▸ **What you are asked to do**: Reproduce the material from the line containing "What elements are" through the line containing "header-left-block: HIMAWARI-9 BAND13", swapping "temperature-colorbar" for "temp-colorbar" and keeping everything else the same.

▸ **Data provided**:
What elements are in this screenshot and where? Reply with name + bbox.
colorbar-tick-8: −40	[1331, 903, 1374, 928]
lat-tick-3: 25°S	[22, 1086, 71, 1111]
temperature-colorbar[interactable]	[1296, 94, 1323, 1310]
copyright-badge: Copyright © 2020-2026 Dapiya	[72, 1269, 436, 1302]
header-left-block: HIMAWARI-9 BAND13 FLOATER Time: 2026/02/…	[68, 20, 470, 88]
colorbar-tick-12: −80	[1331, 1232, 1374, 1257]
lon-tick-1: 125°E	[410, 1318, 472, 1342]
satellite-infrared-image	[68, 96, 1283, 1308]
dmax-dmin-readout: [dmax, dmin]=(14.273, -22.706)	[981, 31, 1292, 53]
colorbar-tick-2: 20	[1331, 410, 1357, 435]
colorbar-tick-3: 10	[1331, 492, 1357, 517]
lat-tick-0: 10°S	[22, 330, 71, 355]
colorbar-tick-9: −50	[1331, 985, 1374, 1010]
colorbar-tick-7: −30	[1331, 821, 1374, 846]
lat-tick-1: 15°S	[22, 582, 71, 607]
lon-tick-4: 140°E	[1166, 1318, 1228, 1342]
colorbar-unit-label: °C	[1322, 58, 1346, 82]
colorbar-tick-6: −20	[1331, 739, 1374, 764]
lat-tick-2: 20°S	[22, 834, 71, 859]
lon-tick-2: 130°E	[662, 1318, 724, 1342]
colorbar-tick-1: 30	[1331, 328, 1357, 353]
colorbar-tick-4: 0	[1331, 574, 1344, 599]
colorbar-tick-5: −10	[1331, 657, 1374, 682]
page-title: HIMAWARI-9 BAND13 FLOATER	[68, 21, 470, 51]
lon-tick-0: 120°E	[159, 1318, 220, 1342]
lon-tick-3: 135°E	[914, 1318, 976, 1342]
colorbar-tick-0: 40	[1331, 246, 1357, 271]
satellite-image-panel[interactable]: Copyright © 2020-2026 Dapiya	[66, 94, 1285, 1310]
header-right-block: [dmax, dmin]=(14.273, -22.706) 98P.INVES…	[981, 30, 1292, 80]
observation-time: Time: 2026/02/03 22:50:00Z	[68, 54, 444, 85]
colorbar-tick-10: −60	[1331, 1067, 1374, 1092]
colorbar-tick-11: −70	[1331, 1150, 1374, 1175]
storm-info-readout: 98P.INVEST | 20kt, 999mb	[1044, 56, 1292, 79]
...
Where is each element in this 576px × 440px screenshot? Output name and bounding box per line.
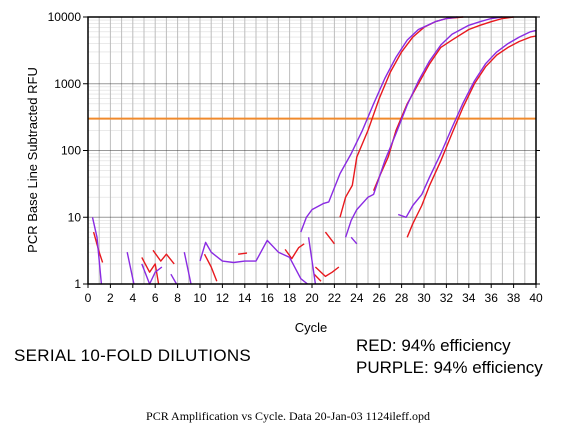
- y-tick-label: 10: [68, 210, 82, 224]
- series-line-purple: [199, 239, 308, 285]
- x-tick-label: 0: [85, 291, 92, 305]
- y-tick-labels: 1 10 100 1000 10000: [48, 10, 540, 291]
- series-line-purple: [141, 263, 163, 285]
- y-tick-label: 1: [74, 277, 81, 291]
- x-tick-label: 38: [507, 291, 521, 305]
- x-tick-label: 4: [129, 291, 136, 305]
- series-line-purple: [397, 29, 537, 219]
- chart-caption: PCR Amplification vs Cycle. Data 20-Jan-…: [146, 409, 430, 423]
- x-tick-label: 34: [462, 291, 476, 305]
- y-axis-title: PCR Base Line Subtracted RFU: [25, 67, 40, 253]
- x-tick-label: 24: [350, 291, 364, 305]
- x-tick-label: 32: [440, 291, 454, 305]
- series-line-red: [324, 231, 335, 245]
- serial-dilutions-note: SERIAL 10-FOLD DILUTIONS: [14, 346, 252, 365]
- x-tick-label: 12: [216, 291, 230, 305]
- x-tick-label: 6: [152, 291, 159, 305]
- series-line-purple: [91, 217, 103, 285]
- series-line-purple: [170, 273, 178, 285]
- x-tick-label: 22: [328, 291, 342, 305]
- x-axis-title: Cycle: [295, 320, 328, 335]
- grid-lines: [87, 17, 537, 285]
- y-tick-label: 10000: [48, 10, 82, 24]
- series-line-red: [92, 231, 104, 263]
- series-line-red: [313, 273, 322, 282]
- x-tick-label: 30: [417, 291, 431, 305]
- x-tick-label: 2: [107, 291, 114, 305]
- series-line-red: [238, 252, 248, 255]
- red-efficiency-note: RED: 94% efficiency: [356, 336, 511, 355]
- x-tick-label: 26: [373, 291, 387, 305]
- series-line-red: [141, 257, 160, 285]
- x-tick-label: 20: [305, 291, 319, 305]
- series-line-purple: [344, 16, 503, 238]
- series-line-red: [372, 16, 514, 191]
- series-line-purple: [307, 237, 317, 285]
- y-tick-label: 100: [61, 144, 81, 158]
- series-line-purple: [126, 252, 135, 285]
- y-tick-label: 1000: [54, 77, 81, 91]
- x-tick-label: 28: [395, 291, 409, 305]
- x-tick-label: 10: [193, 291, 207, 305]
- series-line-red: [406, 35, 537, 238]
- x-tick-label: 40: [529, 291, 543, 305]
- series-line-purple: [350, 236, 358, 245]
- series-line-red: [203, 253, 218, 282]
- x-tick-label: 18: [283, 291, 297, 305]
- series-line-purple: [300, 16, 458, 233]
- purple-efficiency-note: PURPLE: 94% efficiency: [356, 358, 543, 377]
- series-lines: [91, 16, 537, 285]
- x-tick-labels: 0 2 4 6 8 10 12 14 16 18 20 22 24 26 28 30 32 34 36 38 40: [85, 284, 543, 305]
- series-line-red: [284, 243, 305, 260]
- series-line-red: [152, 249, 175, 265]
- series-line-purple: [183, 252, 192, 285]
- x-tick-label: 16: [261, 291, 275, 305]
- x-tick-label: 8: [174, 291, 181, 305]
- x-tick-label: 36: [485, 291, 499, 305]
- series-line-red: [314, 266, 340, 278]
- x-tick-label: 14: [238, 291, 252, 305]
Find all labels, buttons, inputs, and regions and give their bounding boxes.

▸ **Output for this exercise**:
What elements are in this screenshot and where? Reply with name + bbox.
colorbar-tick-8: −40	[1331, 903, 1374, 928]
lat-tick-3: 25°S	[22, 1086, 71, 1111]
temp-colorbar[interactable]	[1296, 94, 1323, 1310]
copyright-badge: Copyright © 2020-2026 Dapiya	[72, 1269, 436, 1302]
header-left-block: HIMAWARI-9 BAND13 FLOATER Time: 2026/02/…	[68, 20, 470, 88]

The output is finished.